▸ **Stated exercise**
Below are the records. List every line holding the word "Kroman".

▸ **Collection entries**
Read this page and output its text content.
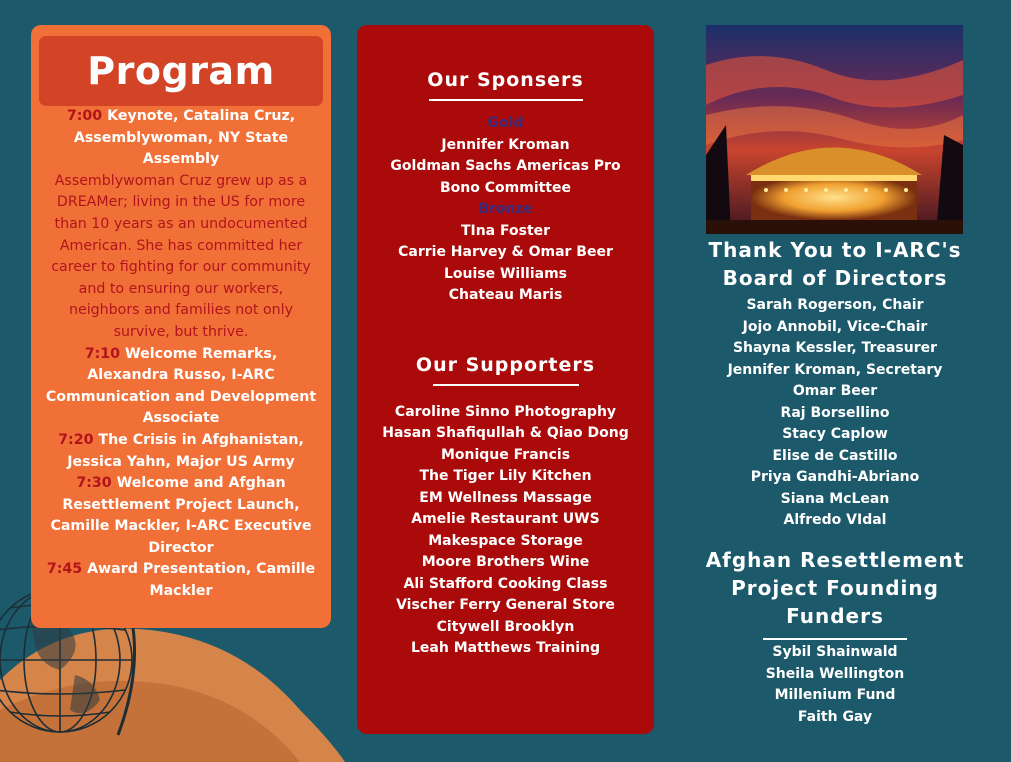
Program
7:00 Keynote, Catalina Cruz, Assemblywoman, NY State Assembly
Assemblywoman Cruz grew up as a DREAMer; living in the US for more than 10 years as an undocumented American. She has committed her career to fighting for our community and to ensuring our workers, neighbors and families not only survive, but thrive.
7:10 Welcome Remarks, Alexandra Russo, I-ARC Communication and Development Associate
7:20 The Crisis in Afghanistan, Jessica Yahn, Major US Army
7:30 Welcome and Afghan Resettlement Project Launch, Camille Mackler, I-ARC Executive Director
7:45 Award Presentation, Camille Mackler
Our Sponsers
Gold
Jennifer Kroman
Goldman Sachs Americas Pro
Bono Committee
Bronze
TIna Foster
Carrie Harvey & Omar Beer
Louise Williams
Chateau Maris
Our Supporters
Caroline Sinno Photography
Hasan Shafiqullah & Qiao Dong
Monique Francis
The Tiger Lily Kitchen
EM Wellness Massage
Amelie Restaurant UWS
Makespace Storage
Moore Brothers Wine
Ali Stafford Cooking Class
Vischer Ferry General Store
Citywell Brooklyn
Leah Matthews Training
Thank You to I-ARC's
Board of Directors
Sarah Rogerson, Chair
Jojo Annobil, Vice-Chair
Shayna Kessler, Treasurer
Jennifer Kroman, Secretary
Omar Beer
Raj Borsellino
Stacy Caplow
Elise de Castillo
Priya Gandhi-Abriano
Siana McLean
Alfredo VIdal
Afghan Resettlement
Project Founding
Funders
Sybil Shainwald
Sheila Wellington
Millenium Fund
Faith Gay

▸ **Task output**
Jennifer Kroman
Jennifer Kroman, Secretary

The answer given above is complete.